DD: What stopped it was that the record took a while to make. We'd done a tour of the Northwest in '87. Then, right in the middle of finishing the album, Hector started getting antsy. He was getting tired of  the process, and he wanted to make more of a rock record. I think Hector  felt marginalized by Tom too. There was this power dynamic going on. Then there was a lull for the band. I remember Hector complaining about that. To keep the band together, I made this gesture to Hector - letting go of our manager Eric Beckman, an old friend of mine who'd done a really good job. It was one of the hardest things I've ever had to do. And then there was Richard, who wrote some of the best songs on the record but didn't sing any of them. His voice didn't work in the studio as a lead vocal. So he began to feel alienated by that . 

BOB: Personnel changes were in the wind? 

DD:We were about to go on tour and Richard, who'd had a volatile summer, just told us, "I can't go."  Right about then CvS (Chris von Sneidern), who'd been coming to our shows since 1985 when he walked into our dressing room when we opened for the Lyres at Berkeley Square and said, "You guys were great, but I should be in your band too."  He was nineteen and real uppity. So we sang Flamin' Groovies songs and Beatles songs on acoustic guitar and just hit it off with the guy. Chris was real tight with Hector. Rather than bring one of my old friends, Chuck Prophet, into the band and make it three to one (against Hector), we'd bring in Chris and make it two to two. Also CvS was a brunette rather than a blonde (Chuck). Hector was very slavish to that Beatles look (laughs). 

BOB:Were you still touring much? 

DD:We did a couple of tours into the spring of '88, culminating with us opening for Smokey Robinson in Missoula, Montana. We met this guy up there who used to manage Green River (who turned into Soundgarden and Pearl Jam) , he liked the band and booked us with the Young Fresh Fellows. He booked Smokey into the college in Missoula and got us a thousand bucks for the opening slot.

________________________

→ TASKS
• a. Repeat the passage from the band interview starting with "BOB: Personnel changes" and going on through "still touring much?".
• b. List every band mentioned by name in the band interview.

→ RECORDED DATA
________________________

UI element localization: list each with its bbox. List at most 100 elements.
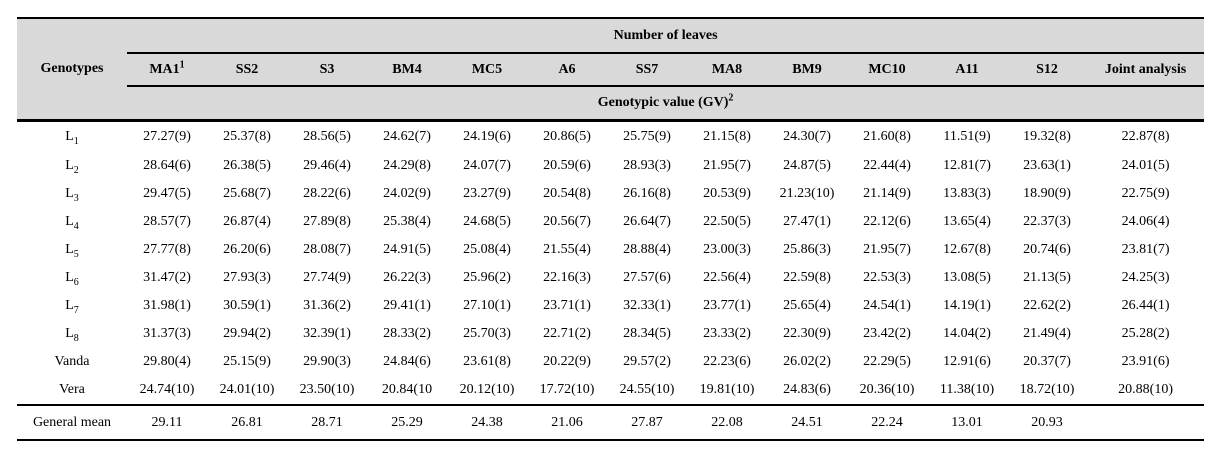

________________________

→ RESPONSES PER TASK
• a.
BOB: Personnel changes were in the wind? 

DD:We were about to go on tour and Richard, who'd had a volatile summer, just told us, "I can't go."  Right about then CvS (Chris von Sneidern), who'd been coming to our shows since 1985 when he walked into our dressing room when we opened for the Lyres at Berkeley Square and said, "You guys were great, but I should be in your band too."  He was nineteen and real uppity. So we sang Flamin' Groovies songs and Beatles songs on acoustic guitar and just hit it off with the guy. Chris was real tight with Hector. Rather than bring one of my old friends, Chuck Prophet, into the band and make it three to one (against Hector), we'd bring in Chris and make it two to two. Also CvS was a brunette rather than a blonde (Chuck). Hector was very slavish to that Beatles look (laughs). 

BOB:Were you still touring much?

• b.
Lyres
Flamin' Groovies
Beatles
Green River
Soundgarden
Pearl Jam
Young Fresh Fellows